* _Listed records_:
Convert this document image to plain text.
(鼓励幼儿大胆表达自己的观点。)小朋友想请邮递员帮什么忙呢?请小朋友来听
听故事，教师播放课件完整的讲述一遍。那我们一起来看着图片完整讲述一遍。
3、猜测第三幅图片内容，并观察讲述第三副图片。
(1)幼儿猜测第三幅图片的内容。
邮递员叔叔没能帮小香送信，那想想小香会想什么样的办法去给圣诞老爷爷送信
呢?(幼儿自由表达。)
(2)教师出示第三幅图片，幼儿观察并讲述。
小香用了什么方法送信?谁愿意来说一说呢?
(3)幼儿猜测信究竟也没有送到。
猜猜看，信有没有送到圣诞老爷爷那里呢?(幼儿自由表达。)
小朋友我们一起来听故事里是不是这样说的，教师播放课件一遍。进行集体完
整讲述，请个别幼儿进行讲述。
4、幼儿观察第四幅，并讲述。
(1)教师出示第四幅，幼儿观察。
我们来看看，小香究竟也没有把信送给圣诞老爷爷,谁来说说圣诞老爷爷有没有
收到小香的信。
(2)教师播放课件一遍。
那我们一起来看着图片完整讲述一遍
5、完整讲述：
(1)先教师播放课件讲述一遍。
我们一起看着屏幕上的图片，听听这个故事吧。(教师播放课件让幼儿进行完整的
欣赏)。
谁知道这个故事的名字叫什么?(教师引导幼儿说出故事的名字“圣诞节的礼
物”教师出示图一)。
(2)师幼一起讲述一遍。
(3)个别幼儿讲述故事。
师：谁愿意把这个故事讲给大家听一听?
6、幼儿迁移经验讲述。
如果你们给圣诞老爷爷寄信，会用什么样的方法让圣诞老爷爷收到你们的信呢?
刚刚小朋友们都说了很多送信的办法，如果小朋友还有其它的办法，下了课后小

* _Written problem_: Extract the data exactly as given.

* _Answer for this exercise_:
Convert this document image to plain text.
(鼓励幼儿大胆表达自己的观点。)小朋友想请邮递员帮什么忙呢?请小朋友来听
听故事，教师播放课件完整的讲述一遍。那我们一起来看着图片完整讲述一遍。
3、猜测第三幅图片内容，并观察讲述第三副图片。
(1)幼儿猜测第三幅图片的内容。
邮递员叔叔没能帮小香送信，那想想小香会想什么样的办法去给圣诞老爷爷送信
呢?(幼儿自由表达。)
(2)教师出示第三幅图片，幼儿观察并讲述。
小香用了什么方法送信?谁愿意来说一说呢?
(3)幼儿猜测信究竟也没有送到。
猜猜看，信有没有送到圣诞老爷爷那里呢?(幼儿自由表达。)
小朋友我们一起来听故事里是不是这样说的，教师播放课件一遍。进行集体完
整讲述，请个别幼儿进行讲述。
4、幼儿观察第四幅，并讲述。
(1)教师出示第四幅，幼儿观察。
我们来看看，小香究竟也没有把信送给圣诞老爷爷,谁来说说圣诞老爷爷有没有
收到小香的信。
(2)教师播放课件一遍。
那我们一起来看着图片完整讲述一遍
5、完整讲述：
(1)先教师播放课件讲述一遍。
我们一起看着屏幕上的图片，听听这个故事吧。(教师播放课件让幼儿进行完整的
欣赏)。
谁知道这个故事的名字叫什么?(教师引导幼儿说出故事的名字“圣诞节的礼
物”教师出示图一)。
(2)师幼一起讲述一遍。
(3)个别幼儿讲述故事。
师：谁愿意把这个故事讲给大家听一听?
6、幼儿迁移经验讲述。
如果你们给圣诞老爷爷寄信，会用什么样的方法让圣诞老爷爷收到你们的信呢?
刚刚小朋友们都说了很多送信的办法，如果小朋友还有其它的办法，下了课后小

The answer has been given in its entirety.